YOUR INSTRUCTIONS:
Will you output all of the data below exactly, omitting the images?

INPUT RECORDS:
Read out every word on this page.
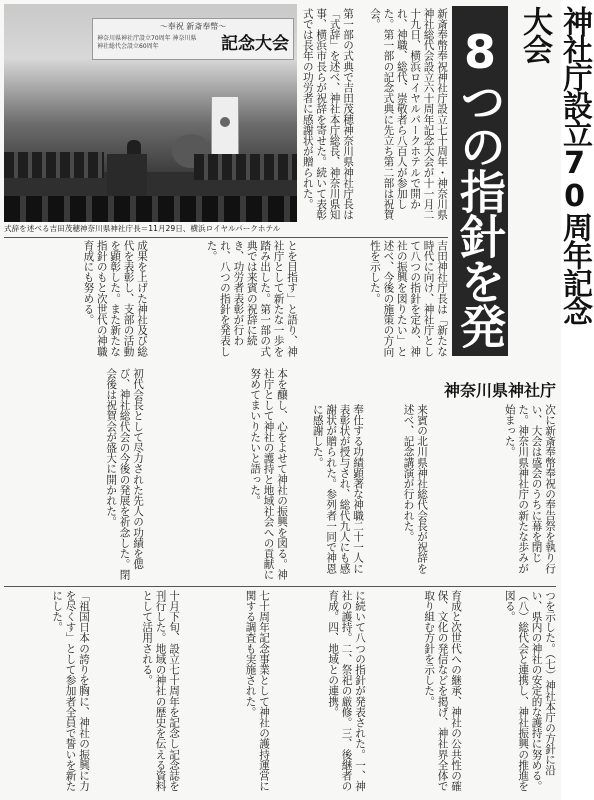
〜奉祝 新斎奉幣〜
神奈川県神社庁設立70周年 神奈川県神社総代会設立60周年	記念大会
式辞を述べる吉田茂穂神奈川県神社庁長＝11月29日、横浜ロイヤルパークホテル	神社庁設立70周年記念大会
8つの指針を発表
神奈川県神社庁
新斎奉幣奉祝神社庁設立七十周年・神奈川県神社総代会設立六十周年記念大会が十一月二十九日、横浜ロイヤルパークホテルで開かれ、神職、総代、崇敬者ら八百人が参加した。第一部の記念式典に先立ち第二部は祝賀会。
第一部の式典で吉田茂穂神奈川県神社庁長は「式辞」を述べ、神社本庁総長、神奈川県知事、横浜市長らが祝辞を寄せた。続いて表彰式では長年の功労者に感謝状が贈られた。
吉田神社庁長は「新たな時代に向け、神社庁として八つの指針を定め、神社の振興を図りたい」と述べ、今後の施策の方向性を示した。
とを目指す」と語り、神社庁として新たな一歩を踏み出した。第一部の式典では来賓の祝辞に続き、功労者表彰が行われ、八つの指針を発表した。
成果を上げた神社及び総代を表彰し、支部の活動を顕彰した。また新たな指針のもと次世代の神職育成にも努める。
初代会長として尽力された先人の功績を偲び、神社総代会の今後の発展を祈念した。閉会後は祝賀会が盛大に開かれた。	本を醸し、心をよせて神社の振興を図る。神社庁として神社の護持と地域社会への貢献に努めてまいりたいと語った。	奉仕する功績顕著な神職二十一人に表彰状が授与され、総代九人にも感謝状が贈られた。参列者一同で神恩に感謝した。	来賓の北川県神社総代会長が祝辞を述べ、記念講演が行われた。	次に新斎奉幣奉祝の奉告祭を執り行い、大会は盛会のうちに幕を閉じた。神奈川県神社庁の新たな歩みが始まった。
「祖国日本の誇りを胸に、神社の振興に力を尽くす」として参加者全員で誓いを新たにした。	十月下旬、設立七十周年を記念し記念誌を刊行した。地域の神社の歴史を伝える資料として活用される。	七十周年記念事業として神社の護持運営に関する調査も実施された。	に続いて八つの指針が発表された。一、神社の護持。二、祭祀の厳修。三、後継者の育成。四、地域との連携。	育成と次世代への継承、神社の公共性の確保、文化の発信などを掲げ、神社界全体で取り組む方針を示した。	つを示した。（七）神社本庁の方針に沿い、県内の神社の安定的な護持に努める。（八）総代会と連携し、神社振興の推進を図る。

WRITTEN RESPONSE:
Read out every word on this page.
〜奉祝 新斎奉幣〜
神奈川県神社庁設立70周年 神奈川県神社総代会設立60周年	記念大会
式辞を述べる吉田茂穂神奈川県神社庁長＝11月29日、横浜ロイヤルパークホテル	神社庁設立70周年記念大会
8つの指針を発表
神奈川県神社庁
新斎奉幣奉祝神社庁設立七十周年・神奈川県神社総代会設立六十周年記念大会が十一月二十九日、横浜ロイヤルパークホテルで開かれ、神職、総代、崇敬者ら八百人が参加した。第一部の記念式典に先立ち第二部は祝賀会。
第一部の式典で吉田茂穂神奈川県神社庁長は「式辞」を述べ、神社本庁総長、神奈川県知事、横浜市長らが祝辞を寄せた。続いて表彰式では長年の功労者に感謝状が贈られた。
吉田神社庁長は「新たな時代に向け、神社庁として八つの指針を定め、神社の振興を図りたい」と述べ、今後の施策の方向性を示した。
とを目指す」と語り、神社庁として新たな一歩を踏み出した。第一部の式典では来賓の祝辞に続き、功労者表彰が行われ、八つの指針を発表した。
成果を上げた神社及び総代を表彰し、支部の活動を顕彰した。また新たな指針のもと次世代の神職育成にも努める。
初代会長として尽力された先人の功績を偲び、神社総代会の今後の発展を祈念した。閉会後は祝賀会が盛大に開かれた。	本を醸し、心をよせて神社の振興を図る。神社庁として神社の護持と地域社会への貢献に努めてまいりたいと語った。	奉仕する功績顕著な神職二十一人に表彰状が授与され、総代九人にも感謝状が贈られた。参列者一同で神恩に感謝した。	来賓の北川県神社総代会長が祝辞を述べ、記念講演が行われた。	次に新斎奉幣奉祝の奉告祭を執り行い、大会は盛会のうちに幕を閉じた。神奈川県神社庁の新たな歩みが始まった。
「祖国日本の誇りを胸に、神社の振興に力を尽くす」として参加者全員で誓いを新たにした。	十月下旬、設立七十周年を記念し記念誌を刊行した。地域の神社の歴史を伝える資料として活用される。	七十周年記念事業として神社の護持運営に関する調査も実施された。	に続いて八つの指針が発表された。一、神社の護持。二、祭祀の厳修。三、後継者の育成。四、地域との連携。	育成と次世代への継承、神社の公共性の確保、文化の発信などを掲げ、神社界全体で取り組む方針を示した。	つを示した。（七）神社本庁の方針に沿い、県内の神社の安定的な護持に努める。（八）総代会と連携し、神社振興の推進を図る。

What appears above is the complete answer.